** Source extract **

-*-

Operation Albion, Part One
By Mike Bennighof, Ph.D.
August 2021

By the fall of 1917, the Russian Empire had suffered a revolution, repeated military defeat, and massive losses in soldiers killed, wounded and captured. The Provisional Government had attempted to keep Russia in the First World War for the past half-year, but now another revolution seemed imminent. The Imperial German Army’s leadership wanted to conquer Russia’s Baltic provinces before the Empire collapsed, to bolster their demand for them at any subsequent peace conference. Holding the Baltic coast would, according to Field Marshal Paul von Hindenburg, “secure our left flank in the next war.”

In September, Gen. Oskar von Hutier’s Eighth Army unveiled what would become known as “stosstaktik” in the capture of Riga. The new methods included infiltration tactics, the use of fire teams for battlefield support, and closer artillery-infantry cooperation. Riga, a major city with a very large port, could be used to support further advances if its port could be opened to German traffic. if not, it would become a burden rather than an asset, as the Germans would have to supply its civilian population over an already-overtaxed railroad network. The Army asked its sister service to open the way for seaborne traffic. Thus was hatched Operation Albion, the attempt to seize the islands of Dago, Osel and Moon and the basis of one of the larger Baltic Sea scenarios in our Great War at Sea: Jutland game.

In most nations, considerable rivalry develops between the armed forces as they compete for prestige and, most importantly, funding. Imperial Germany lavished funds on both its services during the years before the war, creating fewer political problems between them compared to those of other countries or Nazi Germany a generation later. The nature of the war gave few opportunities for joint operations, but the Navy had acceded to all the Army’s requests for fire support along the Baltic coast and had been very cooperative during the recent advance. And the admirals began serious planning when asked to make Riga available to German supply ships.

Gulf of Riga, the seat of war in September-October, 1917.

-*-

** Material provided **
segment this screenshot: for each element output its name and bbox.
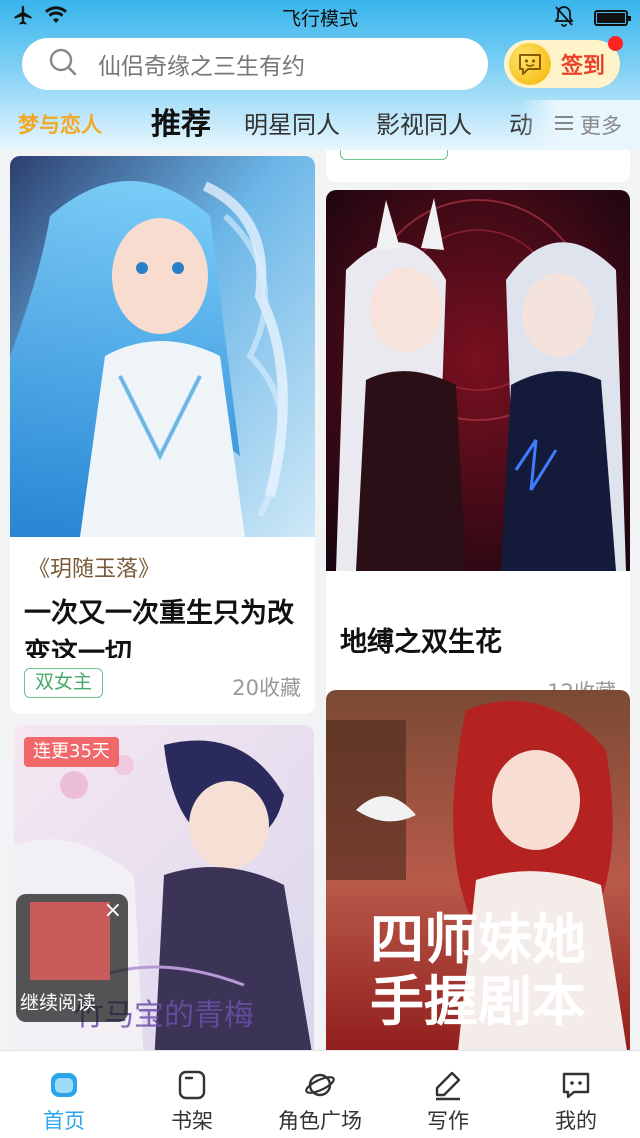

-*-

** Given instruction 1 **
According to the Operation Albion article, which islands was the operation meant to seize?
** Given instruction 2 **
Pick up the Operation Albion article after its last line and keep writing it.
The data has no connection to the Operation Albion article.

** Response 1 **
Dago, Osel and Moon.

** Response 2 **
Riga, the capital of modern Latvia, sits at the southern end of the Gulf of Riga. The Gulf is wide and fairly shallow, and “plugged” across its northern end by the island of Saaremaa, in 1917 usually called Osel. The Irben Strait connects the Gulf with the Baltic Sea to the south of Osel, and to its east runs the Suur Strait. The island of Dago lies north of Osel across Soele Sound, with the much smaller island of Moon to the east between Osel and the Estonian mainland. Moon Sound runs between Dago and the mainland as an extension of the Suur Strait.

The Russian Navy had just completed dredging a channel through the Suur Strait deep enough for large transports and major warships, to allow them to slip supply convoys to Riga through protected waters. The Germans suspected this, but they would be running their own traffic through the Irben Strait.

The Russians had laid heavy minefields in the strait, and covered them with big coastal batteries on the islands. If the Germans wanted to remove the batteries, they would have to bring their troops over the water. The Russians also backed the minefields and batteries with light surface forces and submarines, making for formidable defenses. To break the line and secure communications with Riga, the Germans knew they had to capture Osel and the other islands between Osel and the coast. This would be a major undertaking.

Assault Loaded

The Army supplied 25,000 troops, 5,000 horses and 54 guns, most of them from the 42nd Infantry Division, 2nd Bicycle Brigade, 255th Reserve Regiment and several attached battalions. Nineteen steamers would bring the assault echelons from their concentration at Libau to Tagga Bay on Osel’s western shore. Learning from the British disaster at Gallipoli and Russian successes in the Black Sea, the Germans had their transports “assault loaded,” with the troops and weapons needed to establish a beachhead on deck or easily accessible, and equipment or supplies to be unloaded later placed deeper in the ships’ holds.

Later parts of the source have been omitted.